An exact copy of all the data is required, with pictures left out.

__________________________________________________

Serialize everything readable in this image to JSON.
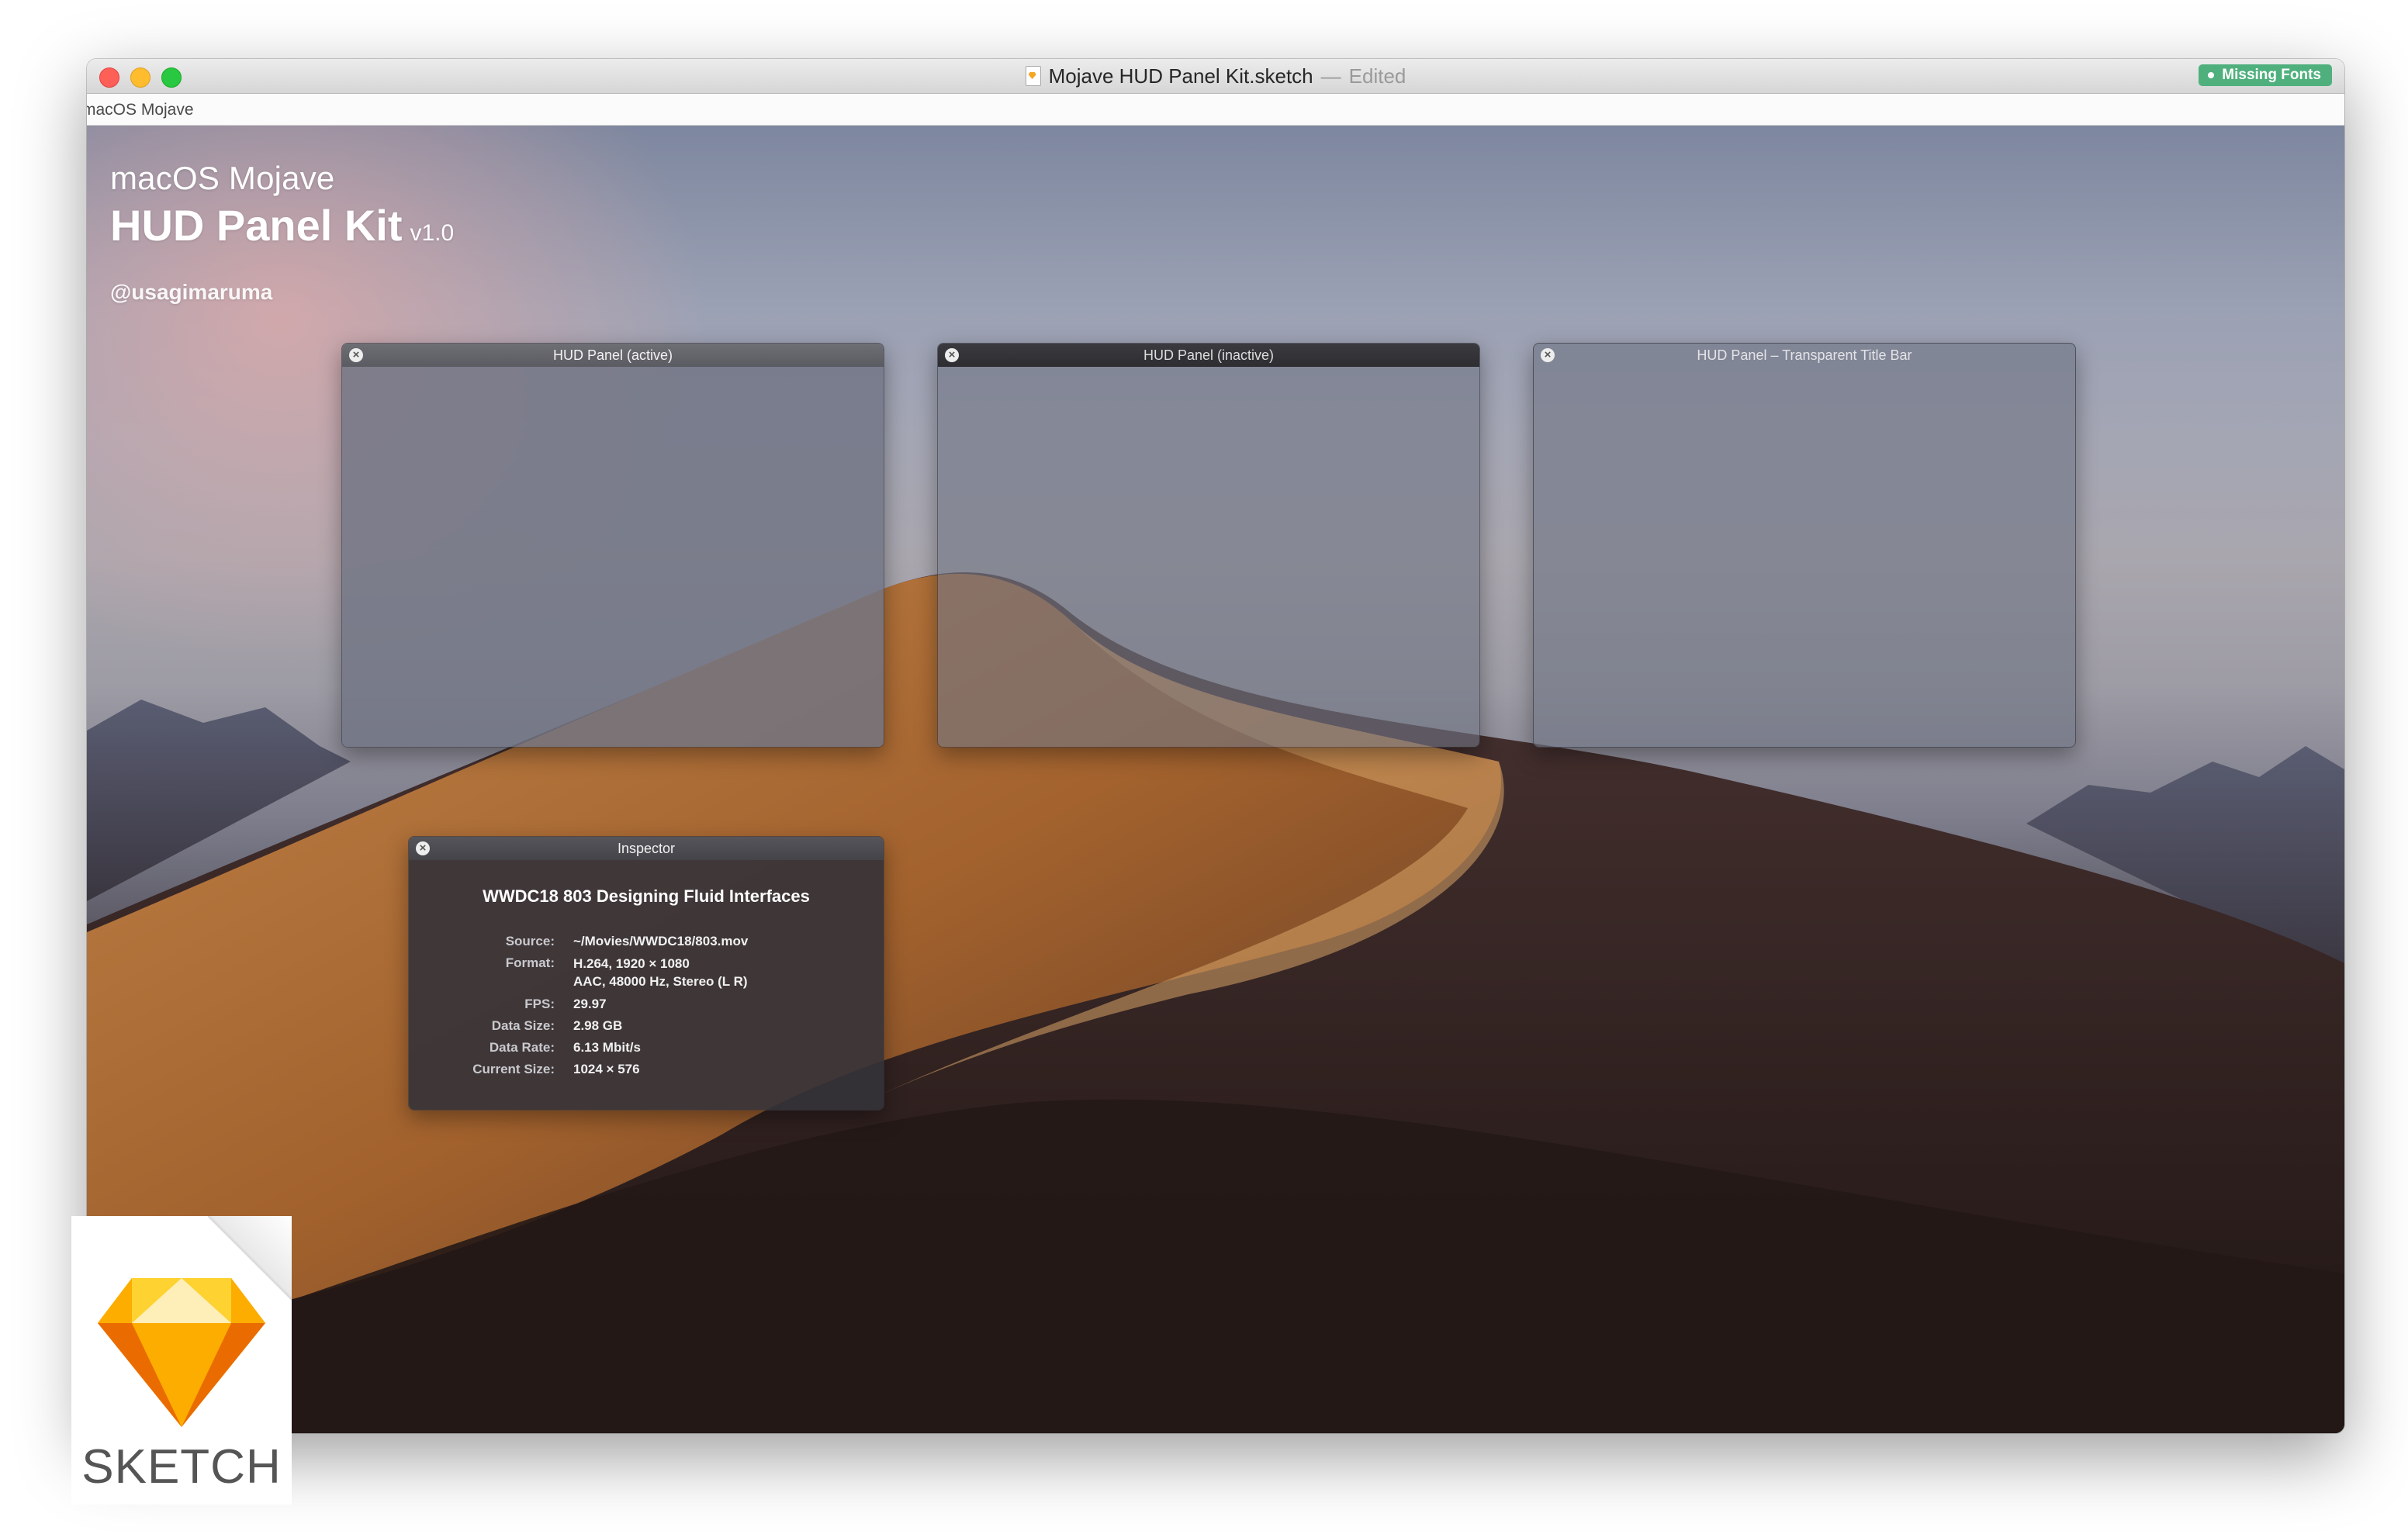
{
  "window": {
    "title": "Mojave HUD Panel Kit.sketch",
    "title_separator": "—",
    "title_status": "Edited",
    "missing_fonts_badge": "Missing Fonts",
    "artboard_label": "macOS Mojave"
  },
  "headline": {
    "subtitle": "macOS Mojave",
    "title": "HUD Panel Kit",
    "version": "v1.0",
    "handle": "@usagimaruma"
  },
  "panels": [
    {
      "title": "HUD Panel (active)"
    },
    {
      "title": "HUD Panel (inactive)"
    },
    {
      "title": "HUD Panel – Transparent Title Bar"
    }
  ],
  "inspector": {
    "window_title": "Inspector",
    "media_title": "WWDC18 803 Designing Fluid Interfaces",
    "rows": [
      {
        "label": "Source:",
        "value": "~/Movies/WWDC18/803.mov"
      },
      {
        "label": "Format:",
        "value": "H.264, 1920 × 1080",
        "value2": "AAC, 48000 Hz, Stereo (L R)"
      },
      {
        "label": "FPS:",
        "value": "29.97"
      },
      {
        "label": "Data Size:",
        "value": "2.98 GB"
      },
      {
        "label": "Data Rate:",
        "value": "6.13 Mbit/s"
      },
      {
        "label": "Current Size:",
        "value": "1024 × 576"
      }
    ]
  },
  "badge": {
    "label": "SKETCH",
    "icon": "sketch-diamond-icon"
  },
  "colors": {
    "missing_fonts_green": "#4fb07d",
    "close_red": "#fe5f57",
    "minimize_yellow": "#febc2e",
    "zoom_green": "#28c840"
  }
}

__________________________________________________

§ Problem solution:
Serialize everything readable in this image to JSON.
{
  "window": {
    "title": "Mojave HUD Panel Kit.sketch",
    "title_separator": "—",
    "title_status": "Edited",
    "missing_fonts_badge": "Missing Fonts",
    "artboard_label": "macOS Mojave"
  },
  "headline": {
    "subtitle": "macOS Mojave",
    "title": "HUD Panel Kit",
    "version": "v1.0",
    "handle": "@usagimaruma"
  },
  "panels": [
    {
      "title": "HUD Panel (active)"
    },
    {
      "title": "HUD Panel (inactive)"
    },
    {
      "title": "HUD Panel – Transparent Title Bar"
    }
  ],
  "inspector": {
    "window_title": "Inspector",
    "media_title": "WWDC18 803 Designing Fluid Interfaces",
    "rows": [
      {
        "label": "Source:",
        "value": "~/Movies/WWDC18/803.mov"
      },
      {
        "label": "Format:",
        "value": "H.264, 1920 × 1080",
        "value2": "AAC, 48000 Hz, Stereo (L R)"
      },
      {
        "label": "FPS:",
        "value": "29.97"
      },
      {
        "label": "Data Size:",
        "value": "2.98 GB"
      },
      {
        "label": "Data Rate:",
        "value": "6.13 Mbit/s"
      },
      {
        "label": "Current Size:",
        "value": "1024 × 576"
      }
    ]
  },
  "badge": {
    "label": "SKETCH",
    "icon": "sketch-diamond-icon"
  },
  "colors": {
    "missing_fonts_green": "#4fb07d",
    "close_red": "#fe5f57",
    "minimize_yellow": "#febc2e",
    "zoom_green": "#28c840"
  }
}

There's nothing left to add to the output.